- **What the task asks**:
Wherever a line holds the word "Economica", copy that line out.

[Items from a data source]
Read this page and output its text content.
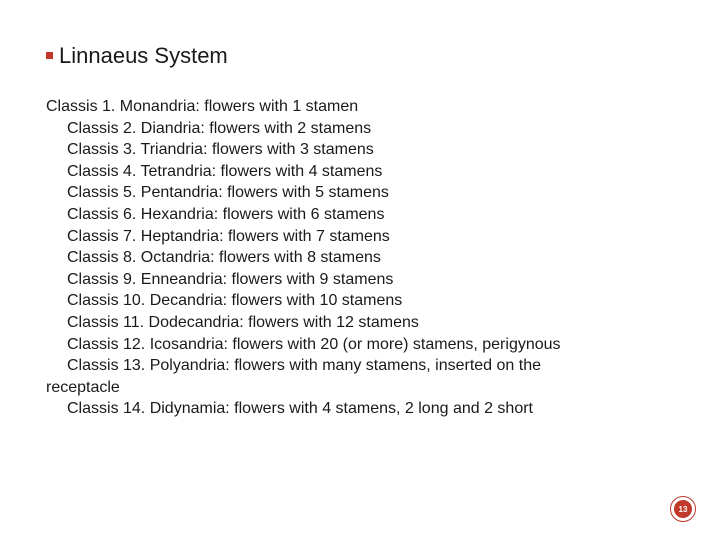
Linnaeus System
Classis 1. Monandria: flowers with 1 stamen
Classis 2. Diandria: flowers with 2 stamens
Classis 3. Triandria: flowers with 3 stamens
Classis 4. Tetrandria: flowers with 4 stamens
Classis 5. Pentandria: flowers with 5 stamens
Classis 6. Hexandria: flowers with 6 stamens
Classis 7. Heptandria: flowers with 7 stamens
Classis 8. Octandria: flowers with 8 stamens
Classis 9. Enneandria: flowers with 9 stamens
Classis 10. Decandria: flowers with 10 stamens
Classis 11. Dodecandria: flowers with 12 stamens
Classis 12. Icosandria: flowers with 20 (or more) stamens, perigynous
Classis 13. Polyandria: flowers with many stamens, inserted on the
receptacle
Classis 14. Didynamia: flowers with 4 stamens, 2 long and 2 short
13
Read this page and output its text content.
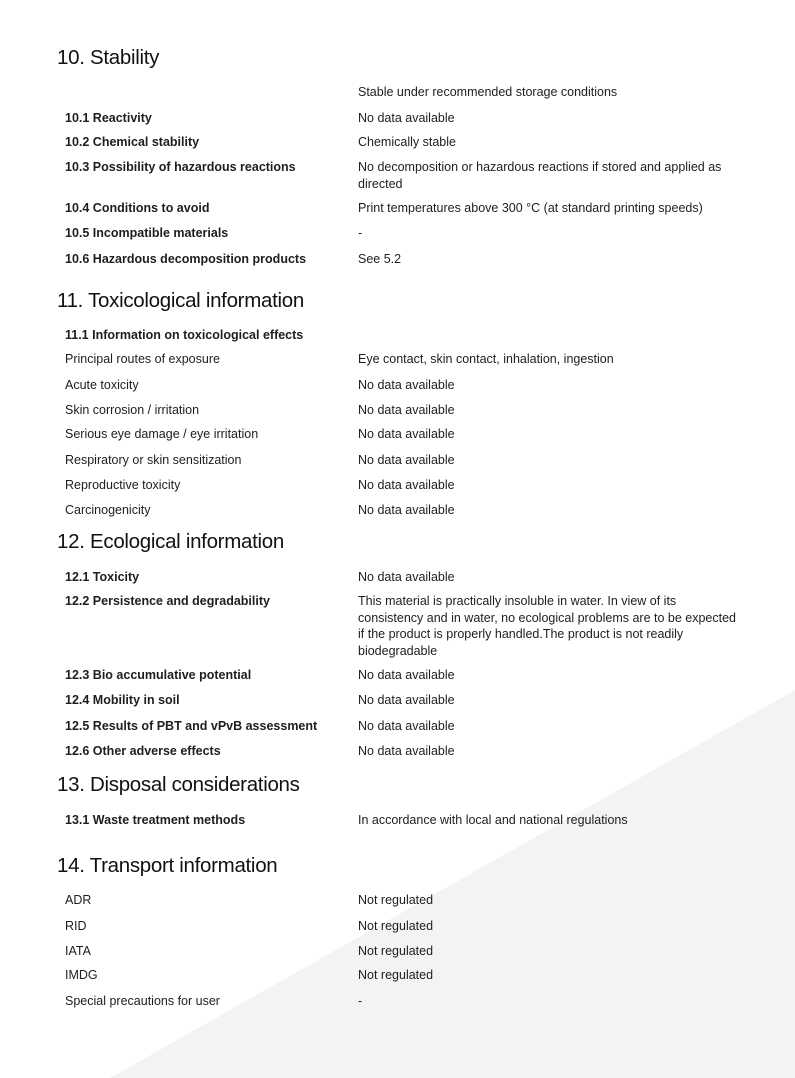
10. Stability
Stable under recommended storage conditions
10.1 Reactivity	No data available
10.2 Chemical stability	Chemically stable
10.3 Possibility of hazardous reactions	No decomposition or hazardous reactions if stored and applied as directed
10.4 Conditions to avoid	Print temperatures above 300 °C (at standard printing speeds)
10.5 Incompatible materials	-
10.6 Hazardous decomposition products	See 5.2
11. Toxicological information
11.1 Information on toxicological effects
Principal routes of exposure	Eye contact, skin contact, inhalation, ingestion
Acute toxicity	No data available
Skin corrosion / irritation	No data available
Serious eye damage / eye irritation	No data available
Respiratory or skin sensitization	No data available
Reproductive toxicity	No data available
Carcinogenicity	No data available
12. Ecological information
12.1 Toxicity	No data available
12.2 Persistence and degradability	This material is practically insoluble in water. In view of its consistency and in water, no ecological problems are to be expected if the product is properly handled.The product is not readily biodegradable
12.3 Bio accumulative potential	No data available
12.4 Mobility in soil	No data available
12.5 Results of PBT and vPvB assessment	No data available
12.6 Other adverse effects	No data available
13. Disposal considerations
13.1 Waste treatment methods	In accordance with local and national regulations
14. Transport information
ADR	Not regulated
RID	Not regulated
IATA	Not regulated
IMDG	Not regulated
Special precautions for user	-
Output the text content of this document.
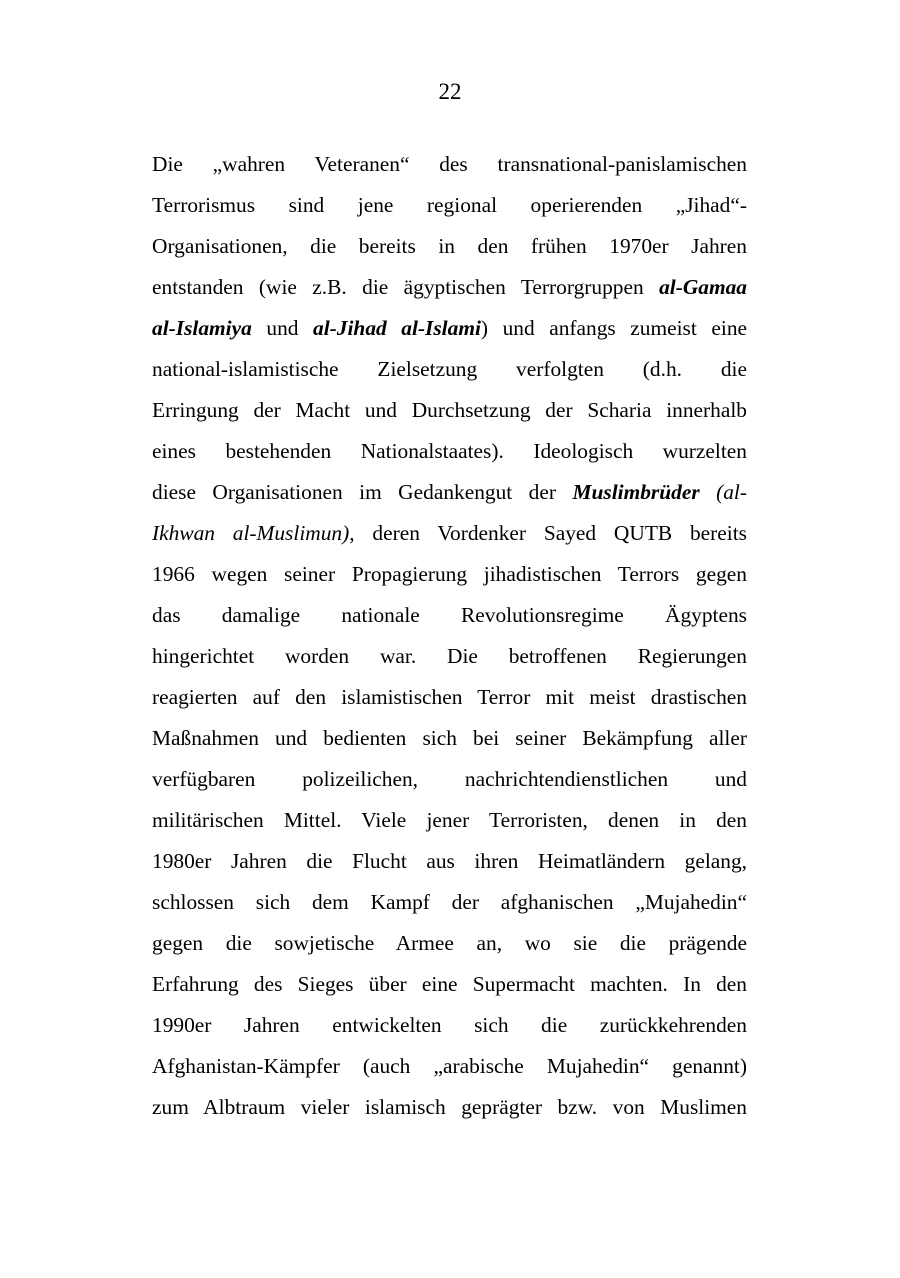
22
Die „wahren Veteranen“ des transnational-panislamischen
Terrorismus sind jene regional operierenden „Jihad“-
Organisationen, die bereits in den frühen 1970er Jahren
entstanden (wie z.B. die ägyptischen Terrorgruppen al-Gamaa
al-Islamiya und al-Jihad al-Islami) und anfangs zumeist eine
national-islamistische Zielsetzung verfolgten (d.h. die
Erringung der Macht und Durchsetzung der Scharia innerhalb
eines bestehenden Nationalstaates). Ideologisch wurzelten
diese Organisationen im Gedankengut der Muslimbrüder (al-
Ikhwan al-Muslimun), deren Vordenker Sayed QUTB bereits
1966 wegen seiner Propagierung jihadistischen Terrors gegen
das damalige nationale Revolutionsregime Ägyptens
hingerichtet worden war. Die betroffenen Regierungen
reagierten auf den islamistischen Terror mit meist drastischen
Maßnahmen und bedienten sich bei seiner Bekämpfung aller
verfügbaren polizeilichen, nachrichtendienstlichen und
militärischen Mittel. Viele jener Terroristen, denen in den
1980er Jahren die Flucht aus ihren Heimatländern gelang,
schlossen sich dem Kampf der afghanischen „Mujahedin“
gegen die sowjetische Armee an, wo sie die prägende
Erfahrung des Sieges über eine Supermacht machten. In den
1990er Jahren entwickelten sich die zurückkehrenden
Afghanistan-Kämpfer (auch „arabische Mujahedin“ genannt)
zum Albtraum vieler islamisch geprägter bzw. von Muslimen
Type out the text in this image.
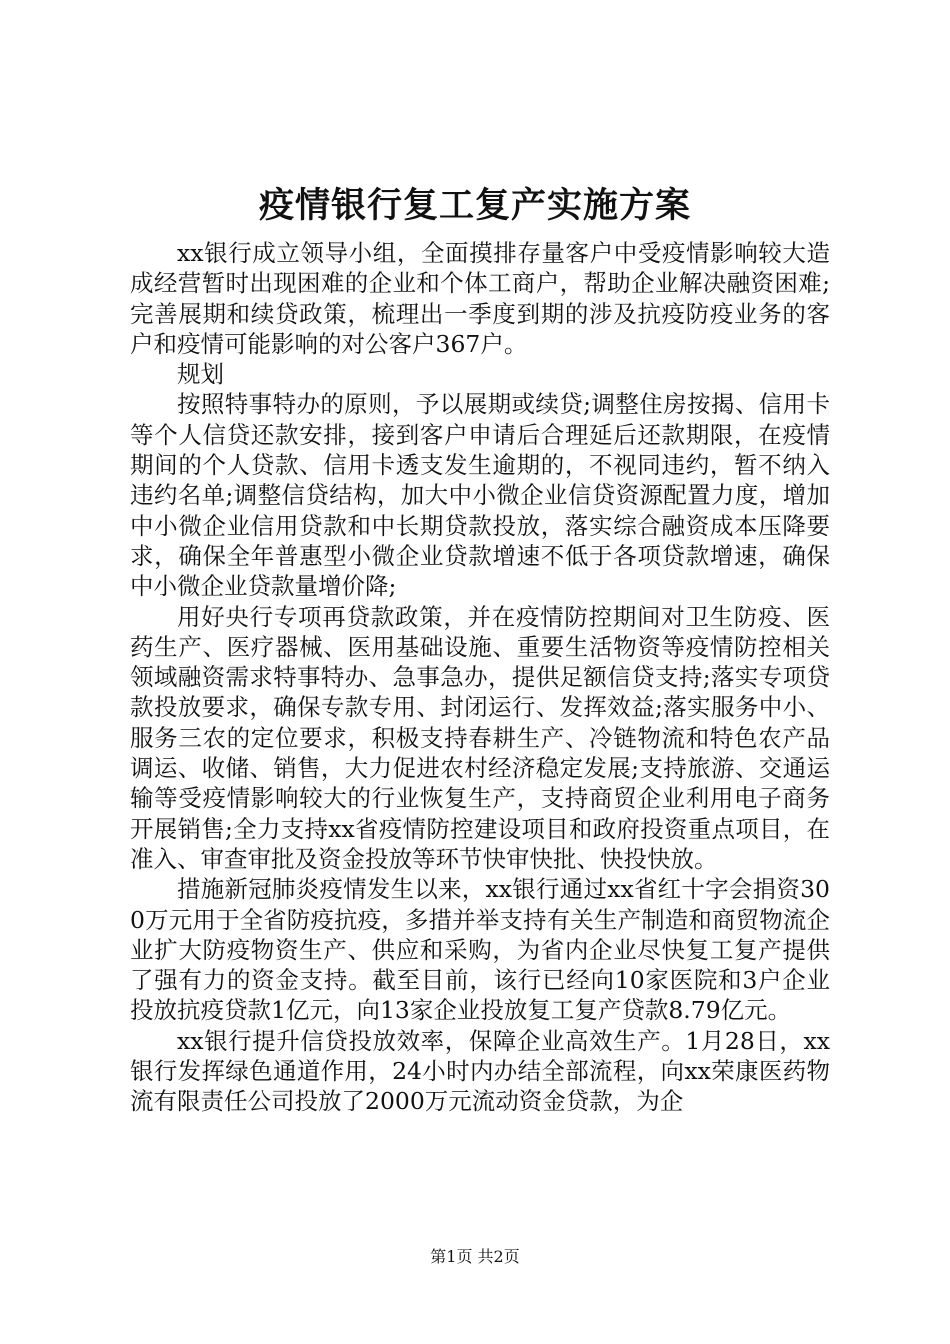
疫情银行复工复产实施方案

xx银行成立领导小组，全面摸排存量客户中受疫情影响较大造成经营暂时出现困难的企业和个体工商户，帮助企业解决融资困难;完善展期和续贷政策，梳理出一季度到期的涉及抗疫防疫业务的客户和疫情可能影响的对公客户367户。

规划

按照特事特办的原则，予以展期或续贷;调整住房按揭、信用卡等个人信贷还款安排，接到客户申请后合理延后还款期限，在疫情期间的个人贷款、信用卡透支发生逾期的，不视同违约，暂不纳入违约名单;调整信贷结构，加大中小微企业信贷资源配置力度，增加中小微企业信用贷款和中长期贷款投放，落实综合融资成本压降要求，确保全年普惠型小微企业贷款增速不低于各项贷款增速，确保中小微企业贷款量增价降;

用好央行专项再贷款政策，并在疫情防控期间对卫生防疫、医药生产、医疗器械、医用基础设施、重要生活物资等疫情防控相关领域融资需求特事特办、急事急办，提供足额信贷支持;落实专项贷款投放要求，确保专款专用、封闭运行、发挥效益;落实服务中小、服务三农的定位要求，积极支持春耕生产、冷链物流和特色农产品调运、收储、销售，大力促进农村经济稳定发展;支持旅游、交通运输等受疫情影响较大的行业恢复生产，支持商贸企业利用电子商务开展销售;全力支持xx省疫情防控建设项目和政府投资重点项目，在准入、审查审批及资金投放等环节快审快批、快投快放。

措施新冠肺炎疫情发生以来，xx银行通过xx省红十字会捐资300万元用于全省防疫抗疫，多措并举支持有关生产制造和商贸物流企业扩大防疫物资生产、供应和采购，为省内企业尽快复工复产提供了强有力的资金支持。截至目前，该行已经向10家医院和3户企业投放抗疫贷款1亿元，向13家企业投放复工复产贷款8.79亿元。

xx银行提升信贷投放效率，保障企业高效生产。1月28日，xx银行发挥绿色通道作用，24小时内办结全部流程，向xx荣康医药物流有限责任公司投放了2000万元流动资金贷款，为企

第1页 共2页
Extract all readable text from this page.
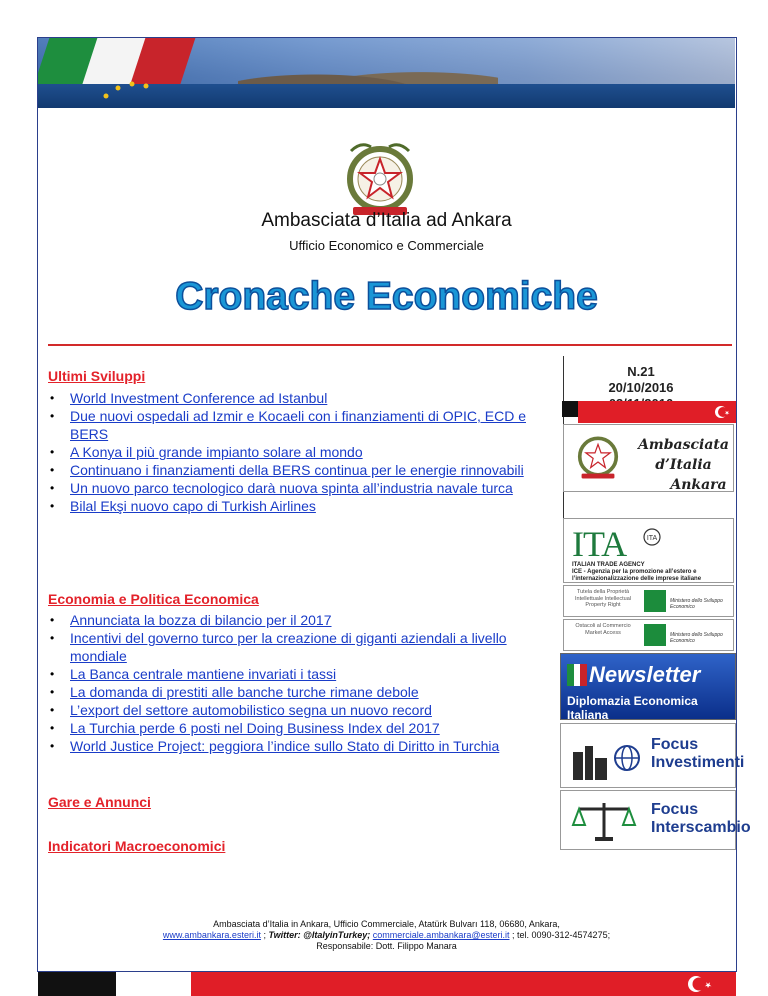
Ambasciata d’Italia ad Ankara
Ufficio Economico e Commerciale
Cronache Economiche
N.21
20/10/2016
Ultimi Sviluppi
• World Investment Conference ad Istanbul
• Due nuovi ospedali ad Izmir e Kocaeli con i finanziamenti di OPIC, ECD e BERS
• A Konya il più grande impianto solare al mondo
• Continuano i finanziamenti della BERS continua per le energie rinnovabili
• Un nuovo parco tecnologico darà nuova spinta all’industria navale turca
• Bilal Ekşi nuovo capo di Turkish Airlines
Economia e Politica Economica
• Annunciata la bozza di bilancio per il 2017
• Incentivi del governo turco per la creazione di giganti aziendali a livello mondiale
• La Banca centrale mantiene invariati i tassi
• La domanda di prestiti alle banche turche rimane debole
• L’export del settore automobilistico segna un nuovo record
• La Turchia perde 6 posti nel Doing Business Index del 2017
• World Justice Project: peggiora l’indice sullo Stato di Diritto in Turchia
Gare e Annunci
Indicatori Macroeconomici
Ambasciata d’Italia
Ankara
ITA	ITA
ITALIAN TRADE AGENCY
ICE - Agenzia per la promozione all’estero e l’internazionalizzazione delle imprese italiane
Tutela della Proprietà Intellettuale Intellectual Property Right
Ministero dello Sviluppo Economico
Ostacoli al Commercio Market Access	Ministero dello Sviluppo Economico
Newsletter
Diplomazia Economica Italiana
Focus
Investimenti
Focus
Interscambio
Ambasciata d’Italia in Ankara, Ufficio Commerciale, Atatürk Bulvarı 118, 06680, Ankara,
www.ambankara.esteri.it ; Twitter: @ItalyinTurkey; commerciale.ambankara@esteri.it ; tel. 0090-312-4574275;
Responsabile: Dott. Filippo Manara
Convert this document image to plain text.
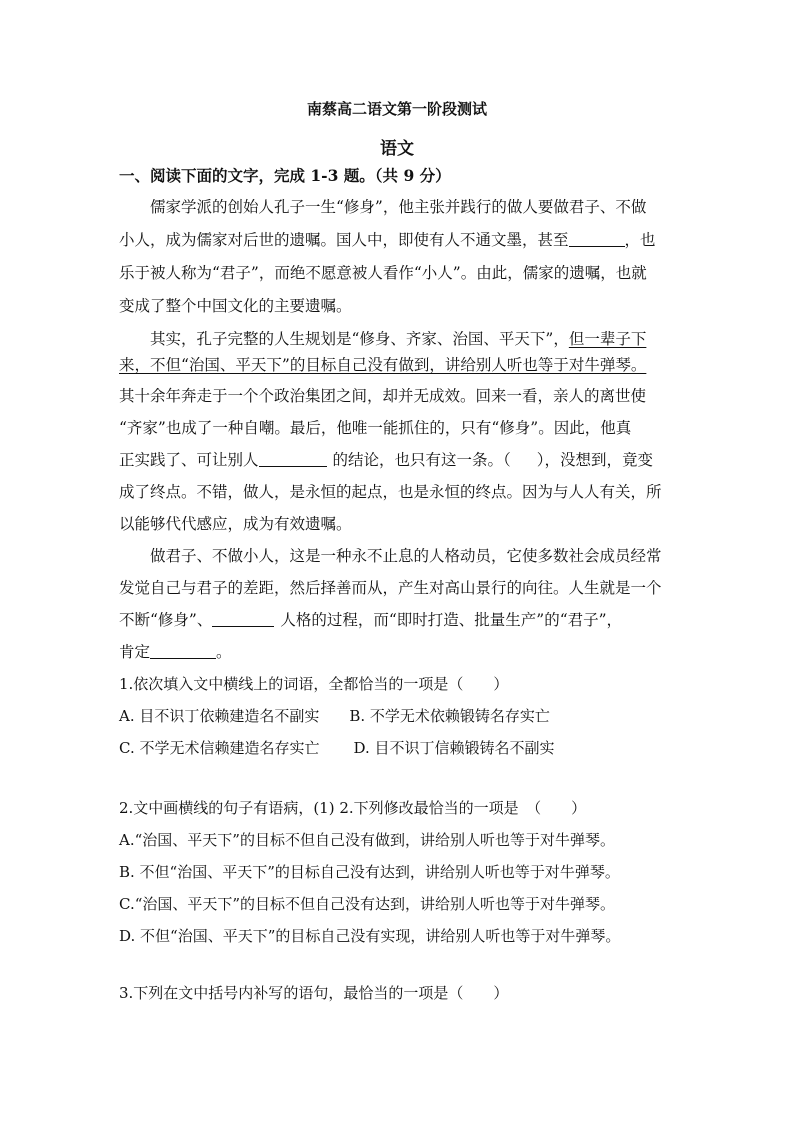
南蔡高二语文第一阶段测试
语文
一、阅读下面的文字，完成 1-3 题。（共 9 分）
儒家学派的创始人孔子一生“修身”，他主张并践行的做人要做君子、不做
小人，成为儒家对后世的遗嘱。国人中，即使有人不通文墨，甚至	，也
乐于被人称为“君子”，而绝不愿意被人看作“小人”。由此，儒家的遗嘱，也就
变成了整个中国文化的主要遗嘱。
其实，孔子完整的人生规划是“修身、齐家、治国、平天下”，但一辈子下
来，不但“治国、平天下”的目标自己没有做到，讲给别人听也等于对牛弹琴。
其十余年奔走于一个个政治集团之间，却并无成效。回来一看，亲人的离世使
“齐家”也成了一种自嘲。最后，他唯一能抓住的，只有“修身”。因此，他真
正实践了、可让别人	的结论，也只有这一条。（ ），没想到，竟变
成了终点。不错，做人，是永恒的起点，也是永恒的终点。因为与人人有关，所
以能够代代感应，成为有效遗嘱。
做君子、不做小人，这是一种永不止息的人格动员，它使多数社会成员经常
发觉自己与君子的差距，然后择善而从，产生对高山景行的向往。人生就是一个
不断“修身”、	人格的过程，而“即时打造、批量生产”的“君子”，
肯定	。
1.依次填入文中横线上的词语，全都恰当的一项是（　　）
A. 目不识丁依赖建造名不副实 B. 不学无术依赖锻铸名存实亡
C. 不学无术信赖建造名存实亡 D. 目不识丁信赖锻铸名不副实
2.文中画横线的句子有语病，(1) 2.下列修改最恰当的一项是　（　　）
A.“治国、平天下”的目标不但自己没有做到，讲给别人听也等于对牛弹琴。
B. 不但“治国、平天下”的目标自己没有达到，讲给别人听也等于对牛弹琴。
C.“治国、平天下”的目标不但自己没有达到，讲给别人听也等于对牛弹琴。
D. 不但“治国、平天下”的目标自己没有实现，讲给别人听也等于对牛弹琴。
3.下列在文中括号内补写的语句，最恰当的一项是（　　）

- **Written response**:
Economia e Politica Economica
Diplomazia Economica Italiana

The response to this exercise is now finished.